───── Records to process ─────

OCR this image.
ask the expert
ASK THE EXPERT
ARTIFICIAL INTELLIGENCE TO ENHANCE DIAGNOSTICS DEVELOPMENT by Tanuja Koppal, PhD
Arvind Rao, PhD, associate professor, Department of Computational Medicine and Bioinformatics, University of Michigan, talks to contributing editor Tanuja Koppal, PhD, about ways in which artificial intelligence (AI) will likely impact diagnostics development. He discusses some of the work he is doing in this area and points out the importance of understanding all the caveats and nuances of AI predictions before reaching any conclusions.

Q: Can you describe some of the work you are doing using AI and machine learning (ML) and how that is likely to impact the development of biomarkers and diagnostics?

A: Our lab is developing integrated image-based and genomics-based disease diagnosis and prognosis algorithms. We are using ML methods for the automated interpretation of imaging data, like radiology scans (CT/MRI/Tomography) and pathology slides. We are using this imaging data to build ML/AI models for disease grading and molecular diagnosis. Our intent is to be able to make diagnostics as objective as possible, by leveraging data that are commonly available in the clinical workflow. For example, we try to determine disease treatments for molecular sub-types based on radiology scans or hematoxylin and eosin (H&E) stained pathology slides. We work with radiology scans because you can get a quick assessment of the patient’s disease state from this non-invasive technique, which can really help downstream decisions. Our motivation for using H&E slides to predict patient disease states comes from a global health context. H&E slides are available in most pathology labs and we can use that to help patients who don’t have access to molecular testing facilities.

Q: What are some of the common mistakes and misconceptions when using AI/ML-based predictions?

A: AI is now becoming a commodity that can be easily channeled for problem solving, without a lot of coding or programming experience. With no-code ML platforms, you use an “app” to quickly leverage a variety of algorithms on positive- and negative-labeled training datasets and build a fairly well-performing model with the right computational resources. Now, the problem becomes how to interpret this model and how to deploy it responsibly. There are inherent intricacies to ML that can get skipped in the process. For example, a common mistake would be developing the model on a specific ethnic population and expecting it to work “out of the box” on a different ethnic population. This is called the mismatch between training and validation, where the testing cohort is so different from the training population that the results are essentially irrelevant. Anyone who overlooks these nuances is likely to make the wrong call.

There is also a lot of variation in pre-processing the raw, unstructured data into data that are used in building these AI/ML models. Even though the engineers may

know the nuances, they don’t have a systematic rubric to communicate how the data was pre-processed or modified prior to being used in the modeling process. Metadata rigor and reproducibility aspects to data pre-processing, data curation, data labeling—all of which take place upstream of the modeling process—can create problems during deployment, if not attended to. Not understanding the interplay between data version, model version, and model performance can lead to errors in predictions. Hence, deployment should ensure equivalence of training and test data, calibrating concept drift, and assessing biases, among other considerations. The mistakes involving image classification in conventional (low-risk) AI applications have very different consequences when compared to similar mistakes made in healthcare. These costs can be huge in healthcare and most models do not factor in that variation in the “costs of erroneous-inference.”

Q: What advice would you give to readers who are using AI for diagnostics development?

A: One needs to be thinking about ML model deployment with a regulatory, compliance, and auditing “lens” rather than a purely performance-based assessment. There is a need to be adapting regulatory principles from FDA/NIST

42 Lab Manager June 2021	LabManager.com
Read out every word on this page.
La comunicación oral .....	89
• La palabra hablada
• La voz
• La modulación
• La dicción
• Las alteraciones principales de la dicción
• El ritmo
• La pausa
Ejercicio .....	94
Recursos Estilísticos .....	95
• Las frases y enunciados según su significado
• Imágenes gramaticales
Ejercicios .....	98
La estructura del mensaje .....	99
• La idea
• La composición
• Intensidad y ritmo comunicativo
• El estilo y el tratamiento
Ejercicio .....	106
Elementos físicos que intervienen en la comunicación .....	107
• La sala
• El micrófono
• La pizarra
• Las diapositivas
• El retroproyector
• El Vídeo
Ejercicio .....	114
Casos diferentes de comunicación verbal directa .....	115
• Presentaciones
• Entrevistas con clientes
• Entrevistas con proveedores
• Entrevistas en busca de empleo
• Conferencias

─────

Read the data above. Pull out each line in which the string "What" appears.

**Written answer:**
Q: What are some of the common mistakes and misconceptions when using AI/ML-based predictions?
Q: What advice would you give to readers who are using AI for diagnostics development?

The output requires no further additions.